Data listing
* START *

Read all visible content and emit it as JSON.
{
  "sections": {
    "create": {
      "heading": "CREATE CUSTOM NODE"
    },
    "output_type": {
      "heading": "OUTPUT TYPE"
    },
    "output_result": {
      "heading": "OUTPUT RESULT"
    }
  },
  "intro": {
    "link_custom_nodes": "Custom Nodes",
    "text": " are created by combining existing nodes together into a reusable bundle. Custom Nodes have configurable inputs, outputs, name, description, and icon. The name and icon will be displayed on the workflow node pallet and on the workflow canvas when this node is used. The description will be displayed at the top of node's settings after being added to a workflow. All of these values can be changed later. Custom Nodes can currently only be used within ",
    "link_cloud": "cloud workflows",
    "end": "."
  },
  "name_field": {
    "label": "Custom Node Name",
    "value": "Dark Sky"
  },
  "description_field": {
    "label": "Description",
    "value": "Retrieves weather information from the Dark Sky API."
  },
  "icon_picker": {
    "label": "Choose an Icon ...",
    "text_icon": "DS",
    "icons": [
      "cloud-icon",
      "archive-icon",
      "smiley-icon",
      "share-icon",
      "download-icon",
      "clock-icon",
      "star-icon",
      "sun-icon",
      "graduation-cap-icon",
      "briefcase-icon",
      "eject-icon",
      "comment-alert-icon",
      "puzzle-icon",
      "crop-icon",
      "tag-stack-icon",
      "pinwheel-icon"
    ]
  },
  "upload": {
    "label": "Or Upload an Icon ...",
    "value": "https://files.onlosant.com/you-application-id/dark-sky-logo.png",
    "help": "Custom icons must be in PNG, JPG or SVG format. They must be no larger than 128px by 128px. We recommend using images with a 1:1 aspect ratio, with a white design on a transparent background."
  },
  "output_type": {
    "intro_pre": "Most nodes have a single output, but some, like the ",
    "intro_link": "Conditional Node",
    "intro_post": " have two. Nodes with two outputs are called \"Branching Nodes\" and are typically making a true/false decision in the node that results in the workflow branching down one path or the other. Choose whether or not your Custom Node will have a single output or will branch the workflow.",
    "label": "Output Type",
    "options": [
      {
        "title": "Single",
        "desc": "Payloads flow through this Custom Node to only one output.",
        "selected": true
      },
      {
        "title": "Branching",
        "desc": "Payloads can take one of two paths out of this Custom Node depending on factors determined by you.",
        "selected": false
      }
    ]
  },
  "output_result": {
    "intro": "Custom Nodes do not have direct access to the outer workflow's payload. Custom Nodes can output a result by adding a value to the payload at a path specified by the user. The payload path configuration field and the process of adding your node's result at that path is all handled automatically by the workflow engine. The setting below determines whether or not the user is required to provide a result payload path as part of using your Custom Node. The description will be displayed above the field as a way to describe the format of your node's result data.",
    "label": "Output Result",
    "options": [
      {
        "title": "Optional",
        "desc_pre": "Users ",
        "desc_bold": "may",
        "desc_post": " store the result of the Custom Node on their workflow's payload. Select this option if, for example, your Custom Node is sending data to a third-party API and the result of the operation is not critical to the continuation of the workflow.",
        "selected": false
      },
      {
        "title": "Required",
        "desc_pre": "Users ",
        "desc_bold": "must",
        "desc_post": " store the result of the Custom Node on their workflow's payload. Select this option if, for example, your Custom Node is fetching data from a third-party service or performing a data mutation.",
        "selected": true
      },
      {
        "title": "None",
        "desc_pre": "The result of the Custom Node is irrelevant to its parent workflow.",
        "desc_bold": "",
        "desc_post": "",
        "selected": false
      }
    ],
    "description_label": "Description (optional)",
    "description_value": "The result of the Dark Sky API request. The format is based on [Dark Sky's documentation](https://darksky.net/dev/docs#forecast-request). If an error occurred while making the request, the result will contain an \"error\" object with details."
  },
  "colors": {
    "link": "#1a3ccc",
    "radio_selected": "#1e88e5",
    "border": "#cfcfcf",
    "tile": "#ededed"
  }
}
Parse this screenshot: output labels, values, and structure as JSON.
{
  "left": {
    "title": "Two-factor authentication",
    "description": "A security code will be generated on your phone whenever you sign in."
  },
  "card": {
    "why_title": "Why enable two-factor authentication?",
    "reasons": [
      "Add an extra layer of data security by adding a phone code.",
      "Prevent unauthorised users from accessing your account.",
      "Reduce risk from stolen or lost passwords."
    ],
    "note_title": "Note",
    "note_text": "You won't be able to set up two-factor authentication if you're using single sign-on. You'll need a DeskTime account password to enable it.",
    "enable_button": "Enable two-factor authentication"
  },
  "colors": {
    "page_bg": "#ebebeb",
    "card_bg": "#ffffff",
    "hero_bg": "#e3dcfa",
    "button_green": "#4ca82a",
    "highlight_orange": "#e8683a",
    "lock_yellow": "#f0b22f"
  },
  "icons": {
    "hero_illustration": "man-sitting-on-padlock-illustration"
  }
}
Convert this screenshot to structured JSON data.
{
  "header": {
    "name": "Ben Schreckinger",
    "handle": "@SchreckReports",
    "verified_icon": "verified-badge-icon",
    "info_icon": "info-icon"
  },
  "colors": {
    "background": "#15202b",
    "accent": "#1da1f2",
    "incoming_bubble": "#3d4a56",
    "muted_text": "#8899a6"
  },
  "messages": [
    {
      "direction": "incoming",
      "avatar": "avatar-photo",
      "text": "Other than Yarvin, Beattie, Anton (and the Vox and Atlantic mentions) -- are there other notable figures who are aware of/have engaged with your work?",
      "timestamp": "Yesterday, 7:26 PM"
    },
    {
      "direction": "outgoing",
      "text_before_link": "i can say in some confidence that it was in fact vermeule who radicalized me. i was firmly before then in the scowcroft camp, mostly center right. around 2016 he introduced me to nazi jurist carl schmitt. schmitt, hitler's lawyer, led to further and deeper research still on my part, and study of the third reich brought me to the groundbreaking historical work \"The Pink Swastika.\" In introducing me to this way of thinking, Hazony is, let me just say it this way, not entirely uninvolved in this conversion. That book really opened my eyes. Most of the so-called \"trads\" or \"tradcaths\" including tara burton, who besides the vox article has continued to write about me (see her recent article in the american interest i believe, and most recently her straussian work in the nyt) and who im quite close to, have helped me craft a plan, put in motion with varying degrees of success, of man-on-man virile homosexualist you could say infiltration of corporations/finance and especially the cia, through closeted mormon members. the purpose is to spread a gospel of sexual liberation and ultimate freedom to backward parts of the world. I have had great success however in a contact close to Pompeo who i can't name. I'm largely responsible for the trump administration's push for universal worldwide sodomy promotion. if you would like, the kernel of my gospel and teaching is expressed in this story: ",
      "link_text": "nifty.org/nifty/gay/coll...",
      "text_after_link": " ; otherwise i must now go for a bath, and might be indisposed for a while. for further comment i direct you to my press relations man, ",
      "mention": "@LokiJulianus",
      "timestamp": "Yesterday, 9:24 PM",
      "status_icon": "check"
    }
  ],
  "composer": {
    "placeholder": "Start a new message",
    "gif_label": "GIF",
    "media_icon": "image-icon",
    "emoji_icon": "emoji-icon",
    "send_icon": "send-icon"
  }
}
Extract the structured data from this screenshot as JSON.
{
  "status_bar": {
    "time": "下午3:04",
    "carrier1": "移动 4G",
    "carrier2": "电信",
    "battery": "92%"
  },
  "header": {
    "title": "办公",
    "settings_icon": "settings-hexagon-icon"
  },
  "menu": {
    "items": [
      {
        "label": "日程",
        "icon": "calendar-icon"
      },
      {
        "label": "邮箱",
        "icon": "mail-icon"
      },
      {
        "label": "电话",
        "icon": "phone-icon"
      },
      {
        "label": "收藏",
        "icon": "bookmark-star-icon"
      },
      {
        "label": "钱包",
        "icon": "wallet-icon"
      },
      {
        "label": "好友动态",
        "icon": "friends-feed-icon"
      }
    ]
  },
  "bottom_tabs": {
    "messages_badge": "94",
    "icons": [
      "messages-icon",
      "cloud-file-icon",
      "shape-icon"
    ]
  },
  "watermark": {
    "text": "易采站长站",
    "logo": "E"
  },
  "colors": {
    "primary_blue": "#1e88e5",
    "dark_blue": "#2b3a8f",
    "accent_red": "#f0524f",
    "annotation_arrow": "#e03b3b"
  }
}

* END *

TASK TO COMPLETE
Locate each line with the word "logo" and copy it.

TASK ANSWER
    "value": "https://files.onlosant.com/you-application-id/dark-sky-logo.png",
    "logo": "E"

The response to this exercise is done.